**Excerpted data:**
- - -

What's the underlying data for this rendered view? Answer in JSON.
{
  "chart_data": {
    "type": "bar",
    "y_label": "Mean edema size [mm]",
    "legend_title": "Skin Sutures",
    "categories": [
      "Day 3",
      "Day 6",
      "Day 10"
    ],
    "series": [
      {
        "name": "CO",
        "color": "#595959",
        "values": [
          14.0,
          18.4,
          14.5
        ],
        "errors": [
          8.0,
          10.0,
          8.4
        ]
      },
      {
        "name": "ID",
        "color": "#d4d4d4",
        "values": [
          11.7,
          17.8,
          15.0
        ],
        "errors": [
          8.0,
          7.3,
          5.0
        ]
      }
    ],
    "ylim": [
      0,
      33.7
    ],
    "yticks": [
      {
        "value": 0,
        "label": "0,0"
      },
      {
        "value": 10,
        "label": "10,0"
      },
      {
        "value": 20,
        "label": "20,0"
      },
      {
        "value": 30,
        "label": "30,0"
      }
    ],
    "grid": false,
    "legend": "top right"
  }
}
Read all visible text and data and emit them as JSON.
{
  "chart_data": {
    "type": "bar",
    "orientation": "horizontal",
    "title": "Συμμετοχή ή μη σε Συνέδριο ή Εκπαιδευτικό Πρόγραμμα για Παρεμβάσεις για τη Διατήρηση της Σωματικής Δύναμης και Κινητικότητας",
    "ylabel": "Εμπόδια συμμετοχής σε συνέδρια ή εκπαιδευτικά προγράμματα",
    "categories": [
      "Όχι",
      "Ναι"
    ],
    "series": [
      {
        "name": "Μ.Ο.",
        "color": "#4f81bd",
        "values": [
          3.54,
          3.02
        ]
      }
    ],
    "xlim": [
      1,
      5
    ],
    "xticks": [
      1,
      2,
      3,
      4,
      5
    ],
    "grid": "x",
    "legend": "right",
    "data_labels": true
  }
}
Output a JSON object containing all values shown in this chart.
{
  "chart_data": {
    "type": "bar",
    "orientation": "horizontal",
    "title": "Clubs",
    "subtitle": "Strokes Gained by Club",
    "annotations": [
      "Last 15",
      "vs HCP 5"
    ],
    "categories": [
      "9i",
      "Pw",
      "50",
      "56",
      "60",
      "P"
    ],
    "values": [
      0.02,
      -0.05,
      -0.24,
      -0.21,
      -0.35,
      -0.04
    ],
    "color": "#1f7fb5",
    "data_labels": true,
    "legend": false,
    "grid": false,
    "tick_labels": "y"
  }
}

- - -

**What the task requires:** Restate the whole listing exactly.

**Task answer:**
What's the underlying data for this rendered view? Answer in JSON.
{
  "chart_data": {
    "type": "bar",
    "y_label": "Mean edema size [mm]",
    "legend_title": "Skin Sutures",
    "categories": [
      "Day 3",
      "Day 6",
      "Day 10"
    ],
    "series": [
      {
        "name": "CO",
        "color": "#595959",
        "values": [
          14.0,
          18.4,
          14.5
        ],
        "errors": [
          8.0,
          10.0,
          8.4
        ]
      },
      {
        "name": "ID",
        "color": "#d4d4d4",
        "values": [
          11.7,
          17.8,
          15.0
        ],
        "errors": [
          8.0,
          7.3,
          5.0
        ]
      }
    ],
    "ylim": [
      0,
      33.7
    ],
    "yticks": [
      {
        "value": 0,
        "label": "0,0"
      },
      {
        "value": 10,
        "label": "10,0"
      },
      {
        "value": 20,
        "label": "20,0"
      },
      {
        "value": 30,
        "label": "30,0"
      }
    ],
    "grid": false,
    "legend": "top right"
  }
}
Read all visible text and data and emit them as JSON.
{
  "chart_data": {
    "type": "bar",
    "orientation": "horizontal",
    "title": "Συμμετοχή ή μη σε Συνέδριο ή Εκπαιδευτικό Πρόγραμμα για Παρεμβάσεις για τη Διατήρηση της Σωματικής Δύναμης και Κινητικότητας",
    "ylabel": "Εμπόδια συμμετοχής σε συνέδρια ή εκπαιδευτικά προγράμματα",
    "categories": [
      "Όχι",
      "Ναι"
    ],
    "series": [
      {
        "name": "Μ.Ο.",
        "color": "#4f81bd",
        "values": [
          3.54,
          3.02
        ]
      }
    ],
    "xlim": [
      1,
      5
    ],
    "xticks": [
      1,
      2,
      3,
      4,
      5
    ],
    "grid": "x",
    "legend": "right",
    "data_labels": true
  }
}
Output a JSON object containing all values shown in this chart.
{
  "chart_data": {
    "type": "bar",
    "orientation": "horizontal",
    "title": "Clubs",
    "subtitle": "Strokes Gained by Club",
    "annotations": [
      "Last 15",
      "vs HCP 5"
    ],
    "categories": [
      "9i",
      "Pw",
      "50",
      "56",
      "60",
      "P"
    ],
    "values": [
      0.02,
      -0.05,
      -0.24,
      -0.21,
      -0.35,
      -0.04
    ],
    "color": "#1f7fb5",
    "data_labels": true,
    "legend": false,
    "grid": false,
    "tick_labels": "y"
  }
}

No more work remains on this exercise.